How many lines in the entries below contain "Empate"? Answer with the number only.

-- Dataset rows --
+++++

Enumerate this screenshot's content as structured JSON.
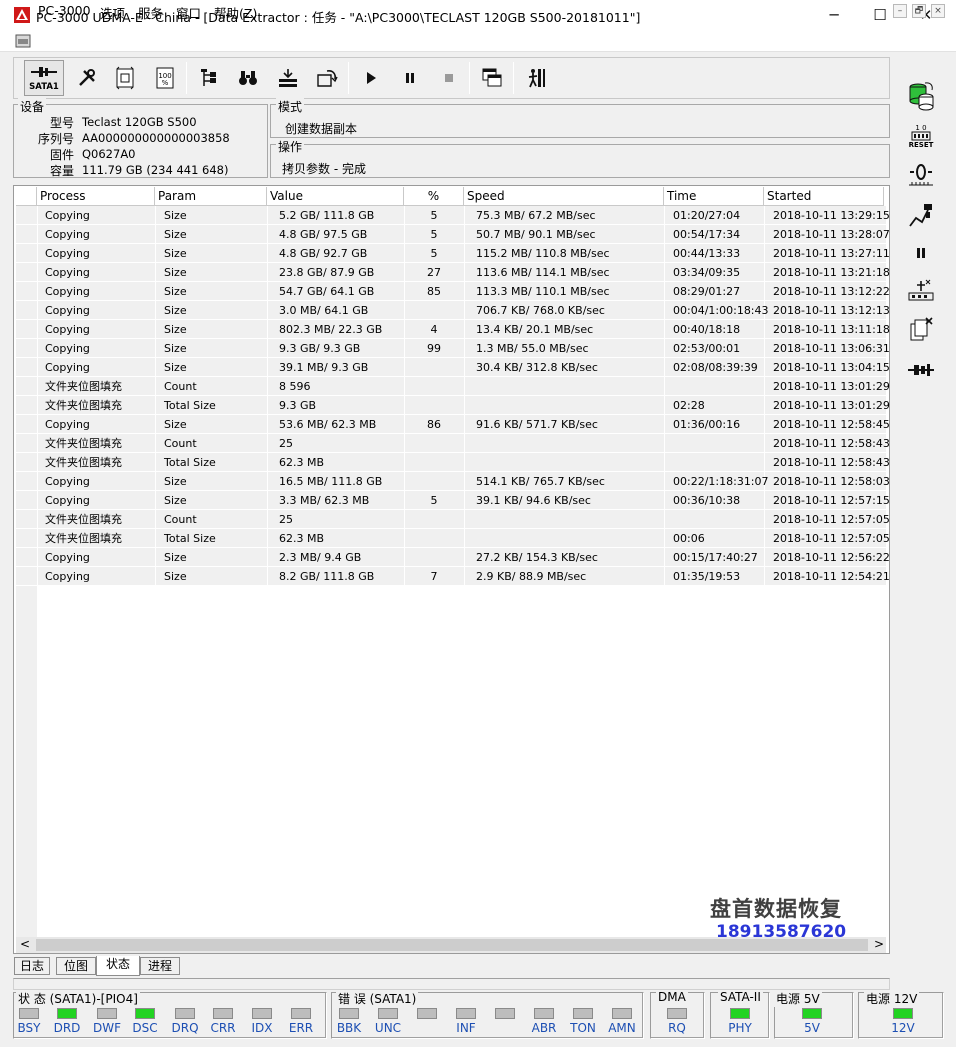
{
  "window": {
    "title": "PC-3000 UDMA-E - China - [Data Extractor : 任务 - \"A:\\PC3000\\TECLAST 120GB S500-20181011\"]",
    "minimize": "─",
    "maximize": "☐",
    "close": "✕"
  },
  "menu": {
    "items": [
      "PC-3000",
      "选项",
      "服务",
      "窗口",
      "帮助(Z)"
    ],
    "mdi_min": "–",
    "mdi_restore": "🗗",
    "mdi_close": "×"
  },
  "toolbar": {
    "sata_label": "SATA1",
    "icons": [
      "sata-connector-icon",
      "tools-icon",
      "drive-utility-icon",
      "percent-icon",
      "tree-icon",
      "binoculars-icon",
      "layers-icon",
      "export-icon",
      "play-icon",
      "pause-icon",
      "stop-icon",
      "window-copy-icon",
      "exit-icon"
    ]
  },
  "right_tools": [
    "disk-stack-icon",
    "reset-icon",
    "voltage-icon",
    "probe-icon",
    "pause-icon",
    "network-icon",
    "clone-close-icon",
    "connector-icon"
  ],
  "right_reset_label": "RESET",
  "device": {
    "group_title": "设备",
    "labels": {
      "model": "型号",
      "serial": "序列号",
      "firmware": "固件",
      "capacity": "容量"
    },
    "model": "Teclast 120GB S500",
    "serial": "AA000000000000003858",
    "firmware": "Q0627A0",
    "capacity": "111.79 GB (234 441 648)"
  },
  "mode": {
    "group_title": "模式",
    "value": "创建数据副本"
  },
  "operation": {
    "group_title": "操作",
    "value": "拷贝参数 - 完成"
  },
  "table": {
    "headers": {
      "process": "Process",
      "param": "Param",
      "value": "Value",
      "percent": "%",
      "speed": "Speed",
      "time": "Time",
      "started": "Started"
    },
    "rows": [
      {
        "process": "Copying",
        "param": "Size",
        "value": "5.2 GB/ 111.8 GB",
        "percent": "5",
        "speed": "75.3 MB/ 67.2 MB/sec",
        "time": "01:20/27:04",
        "started": "2018-10-11 13:29:15"
      },
      {
        "process": "Copying",
        "param": "Size",
        "value": "4.8 GB/ 97.5 GB",
        "percent": "5",
        "speed": "50.7 MB/ 90.1 MB/sec",
        "time": "00:54/17:34",
        "started": "2018-10-11 13:28:07"
      },
      {
        "process": "Copying",
        "param": "Size",
        "value": "4.8 GB/ 92.7 GB",
        "percent": "5",
        "speed": "115.2 MB/ 110.8 MB/sec",
        "time": "00:44/13:33",
        "started": "2018-10-11 13:27:11"
      },
      {
        "process": "Copying",
        "param": "Size",
        "value": "23.8 GB/ 87.9 GB",
        "percent": "27",
        "speed": "113.6 MB/ 114.1 MB/sec",
        "time": "03:34/09:35",
        "started": "2018-10-11 13:21:18"
      },
      {
        "process": "Copying",
        "param": "Size",
        "value": "54.7 GB/ 64.1 GB",
        "percent": "85",
        "speed": "113.3 MB/ 110.1 MB/sec",
        "time": "08:29/01:27",
        "started": "2018-10-11 13:12:22"
      },
      {
        "process": "Copying",
        "param": "Size",
        "value": "3.0 MB/ 64.1 GB",
        "percent": "",
        "speed": "706.7 KB/ 768.0 KB/sec",
        "time": "00:04/1:00:18:43",
        "started": "2018-10-11 13:12:13"
      },
      {
        "process": "Copying",
        "param": "Size",
        "value": "802.3 MB/ 22.3 GB",
        "percent": "4",
        "speed": "13.4 KB/ 20.1 MB/sec",
        "time": "00:40/18:18",
        "started": "2018-10-11 13:11:18"
      },
      {
        "process": "Copying",
        "param": "Size",
        "value": "9.3 GB/ 9.3 GB",
        "percent": "99",
        "speed": "1.3 MB/ 55.0 MB/sec",
        "time": "02:53/00:01",
        "started": "2018-10-11 13:06:31"
      },
      {
        "process": "Copying",
        "param": "Size",
        "value": "39.1 MB/ 9.3 GB",
        "percent": "",
        "speed": "30.4 KB/ 312.8 KB/sec",
        "time": "02:08/08:39:39",
        "started": "2018-10-11 13:04:15"
      },
      {
        "process": "文件夹位图填充",
        "param": "Count",
        "value": "8 596",
        "percent": "",
        "speed": "",
        "time": "",
        "started": "2018-10-11 13:01:29"
      },
      {
        "process": "文件夹位图填充",
        "param": "Total Size",
        "value": "9.3 GB",
        "percent": "",
        "speed": "",
        "time": "02:28",
        "started": "2018-10-11 13:01:29"
      },
      {
        "process": "Copying",
        "param": "Size",
        "value": "53.6 MB/ 62.3 MB",
        "percent": "86",
        "speed": "91.6 KB/ 571.7 KB/sec",
        "time": "01:36/00:16",
        "started": "2018-10-11 12:58:45"
      },
      {
        "process": "文件夹位图填充",
        "param": "Count",
        "value": "25",
        "percent": "",
        "speed": "",
        "time": "",
        "started": "2018-10-11 12:58:43"
      },
      {
        "process": "文件夹位图填充",
        "param": "Total Size",
        "value": "62.3 MB",
        "percent": "",
        "speed": "",
        "time": "",
        "started": "2018-10-11 12:58:43"
      },
      {
        "process": "Copying",
        "param": "Size",
        "value": "16.5 MB/ 111.8 GB",
        "percent": "",
        "speed": "514.1 KB/ 765.7 KB/sec",
        "time": "00:22/1:18:31:07",
        "started": "2018-10-11 12:58:03"
      },
      {
        "process": "Copying",
        "param": "Size",
        "value": "3.3 MB/ 62.3 MB",
        "percent": "5",
        "speed": "39.1 KB/ 94.6 KB/sec",
        "time": "00:36/10:38",
        "started": "2018-10-11 12:57:15"
      },
      {
        "process": "文件夹位图填充",
        "param": "Count",
        "value": "25",
        "percent": "",
        "speed": "",
        "time": "",
        "started": "2018-10-11 12:57:05"
      },
      {
        "process": "文件夹位图填充",
        "param": "Total Size",
        "value": "62.3 MB",
        "percent": "",
        "speed": "",
        "time": "00:06",
        "started": "2018-10-11 12:57:05"
      },
      {
        "process": "Copying",
        "param": "Size",
        "value": "2.3 MB/ 9.4 GB",
        "percent": "",
        "speed": "27.2 KB/ 154.3 KB/sec",
        "time": "00:15/17:40:27",
        "started": "2018-10-11 12:56:22"
      },
      {
        "process": "Copying",
        "param": "Size",
        "value": "8.2 GB/ 111.8 GB",
        "percent": "7",
        "speed": "2.9 KB/ 88.9 MB/sec",
        "time": "01:35/19:53",
        "started": "2018-10-11 12:54:21"
      }
    ]
  },
  "scroll": {
    "left": "<",
    "right": ">"
  },
  "tabs": [
    "日志",
    "位图",
    "状态",
    "进程"
  ],
  "active_tab": "状态",
  "status_panel": {
    "state": {
      "title": "状 态 (SATA1)-[PIO4]",
      "leds": [
        {
          "label": "BSY",
          "on": false
        },
        {
          "label": "DRD",
          "on": true
        },
        {
          "label": "DWF",
          "on": false
        },
        {
          "label": "DSC",
          "on": true
        },
        {
          "label": "DRQ",
          "on": false
        },
        {
          "label": "CRR",
          "on": false
        },
        {
          "label": "IDX",
          "on": false
        },
        {
          "label": "ERR",
          "on": false
        }
      ]
    },
    "error": {
      "title": "错 误 (SATA1)",
      "leds": [
        {
          "label": "BBK",
          "on": false
        },
        {
          "label": "UNC",
          "on": false
        },
        {
          "label": "",
          "on": false
        },
        {
          "label": "INF",
          "on": false
        },
        {
          "label": "",
          "on": false
        },
        {
          "label": "ABR",
          "on": false
        },
        {
          "label": "TON",
          "on": false
        },
        {
          "label": "AMN",
          "on": false
        }
      ]
    },
    "dma": {
      "title": "DMA",
      "leds": [
        {
          "label": "RQ",
          "on": false
        }
      ]
    },
    "sata": {
      "title": "SATA-II",
      "leds": [
        {
          "label": "PHY",
          "on": true
        }
      ]
    },
    "p5v": {
      "title": "电源 5V",
      "leds": [
        {
          "label": "5V",
          "on": true
        }
      ]
    },
    "p12v": {
      "title": "电源 12V",
      "leds": [
        {
          "label": "12V",
          "on": true
        }
      ]
    }
  },
  "colors": {
    "led_on": "#22d322",
    "led_off": "#bdbdbd",
    "label_blue": "#1d4fb3",
    "watermark_blue": "#2a36d6"
  },
  "watermark": {
    "line1": "盘首数据恢复",
    "line2": "18913587620"
  }
}
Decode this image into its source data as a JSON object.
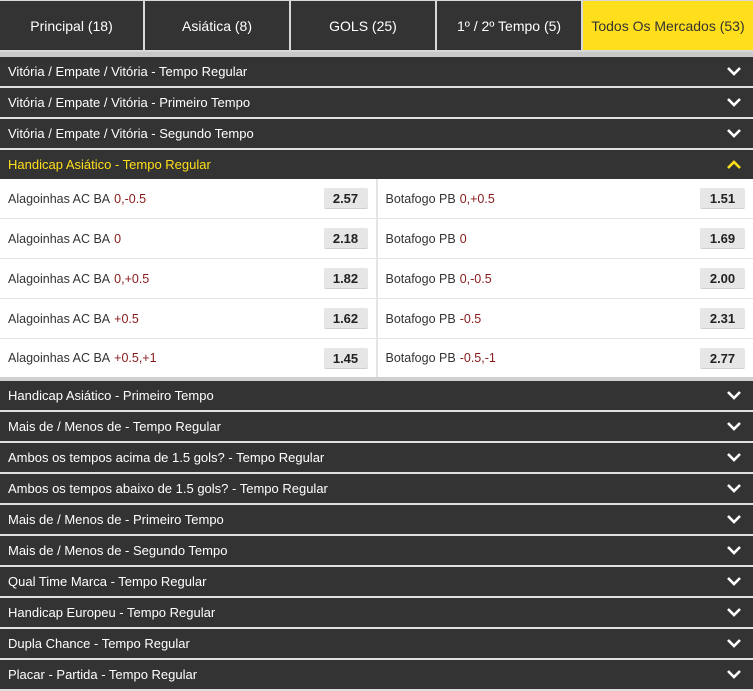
{
  "tabs": [
    {
      "label": "Principal (18)",
      "active": false
    },
    {
      "label": "Asiática (8)",
      "active": false
    },
    {
      "label": "GOLS (25)",
      "active": false
    },
    {
      "label": "1º / 2º Tempo (5)",
      "active": false
    },
    {
      "label": "Todos Os Mercados (53)",
      "active": true
    }
  ],
  "markets_top": [
    "Vitória / Empate / Vitória - Tempo Regular",
    "Vitória / Empate / Vitória - Primeiro Tempo",
    "Vitória / Empate / Vitória - Segundo Tempo"
  ],
  "open_market": {
    "title": "Handicap Asiático - Tempo Regular",
    "rows": [
      {
        "home": {
          "team": "Alagoinhas AC BA",
          "hcp": "0,-0.5",
          "price": "2.57"
        },
        "away": {
          "team": "Botafogo PB",
          "hcp": "0,+0.5",
          "price": "1.51"
        }
      },
      {
        "home": {
          "team": "Alagoinhas AC BA",
          "hcp": "0",
          "price": "2.18"
        },
        "away": {
          "team": "Botafogo PB",
          "hcp": "0",
          "price": "1.69"
        }
      },
      {
        "home": {
          "team": "Alagoinhas AC BA",
          "hcp": "0,+0.5",
          "price": "1.82"
        },
        "away": {
          "team": "Botafogo PB",
          "hcp": "0,-0.5",
          "price": "2.00"
        }
      },
      {
        "home": {
          "team": "Alagoinhas AC BA",
          "hcp": "+0.5",
          "price": "1.62"
        },
        "away": {
          "team": "Botafogo PB",
          "hcp": "-0.5",
          "price": "2.31"
        }
      },
      {
        "home": {
          "team": "Alagoinhas AC BA",
          "hcp": "+0.5,+1",
          "price": "1.45"
        },
        "away": {
          "team": "Botafogo PB",
          "hcp": "-0.5,-1",
          "price": "2.77"
        }
      }
    ]
  },
  "markets_bottom": [
    "Handicap Asiático - Primeiro Tempo",
    "Mais de / Menos de - Tempo Regular",
    "Ambos os tempos acima de 1.5 gols? - Tempo Regular",
    "Ambos os tempos abaixo de 1.5 gols? - Tempo Regular",
    "Mais de / Menos de - Primeiro Tempo",
    "Mais de / Menos de - Segundo Tempo",
    "Qual Time Marca - Tempo Regular",
    "Handicap Europeu - Tempo Regular",
    "Dupla Chance - Tempo Regular",
    "Placar - Partida - Tempo Regular"
  ],
  "colors": {
    "accent": "#ffdf1b",
    "header_bg": "#333333",
    "handicap_text": "#8a1a1a"
  }
}
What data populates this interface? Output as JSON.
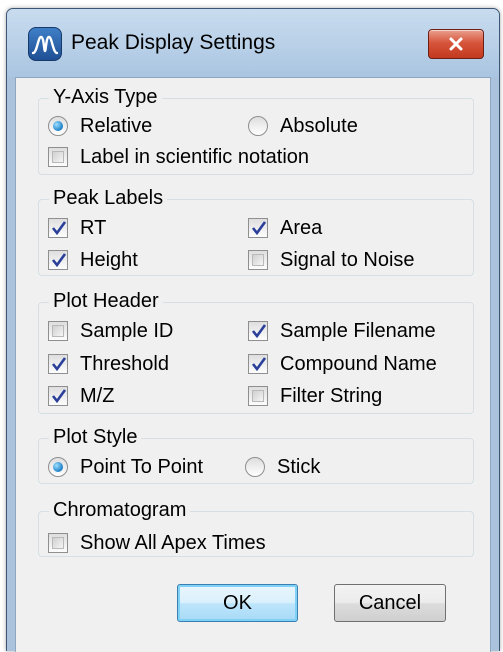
{
  "window": {
    "title": "Peak Display Settings"
  },
  "groups": {
    "y_axis": {
      "title": "Y-Axis Type",
      "relative": {
        "label": "Relative",
        "selected": true
      },
      "absolute": {
        "label": "Absolute",
        "selected": false
      },
      "scientific": {
        "label": "Label in scientific notation",
        "checked": false
      }
    },
    "peak_labels": {
      "title": "Peak Labels",
      "rt": {
        "label": "RT",
        "checked": true
      },
      "area": {
        "label": "Area",
        "checked": true
      },
      "height": {
        "label": "Height",
        "checked": true
      },
      "signal_to_noise": {
        "label": "Signal to Noise",
        "checked": false
      }
    },
    "plot_header": {
      "title": "Plot Header",
      "sample_id": {
        "label": "Sample ID",
        "checked": false
      },
      "sample_filename": {
        "label": "Sample Filename",
        "checked": true
      },
      "threshold": {
        "label": "Threshold",
        "checked": true
      },
      "compound_name": {
        "label": "Compound Name",
        "checked": true
      },
      "mz": {
        "label": "M/Z",
        "checked": true
      },
      "filter_string": {
        "label": "Filter String",
        "checked": false
      }
    },
    "plot_style": {
      "title": "Plot Style",
      "point_to_point": {
        "label": "Point To Point",
        "selected": true
      },
      "stick": {
        "label": "Stick",
        "selected": false
      }
    },
    "chromatogram": {
      "title": "Chromatogram",
      "show_all_apex": {
        "label": "Show All Apex Times",
        "checked": false
      }
    }
  },
  "buttons": {
    "ok": "OK",
    "cancel": "Cancel"
  },
  "icons": {
    "app": "peak-waveform-icon",
    "close": "close-x-icon",
    "check": "checkmark-icon"
  },
  "colors": {
    "titlebar": "#aac5e1",
    "close_button": "#c9432a",
    "client_bg": "#f0f0f0",
    "radio_dot": "#1c7fc8",
    "check_mark": "#2a3f9a"
  }
}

+++++

-- Output --
3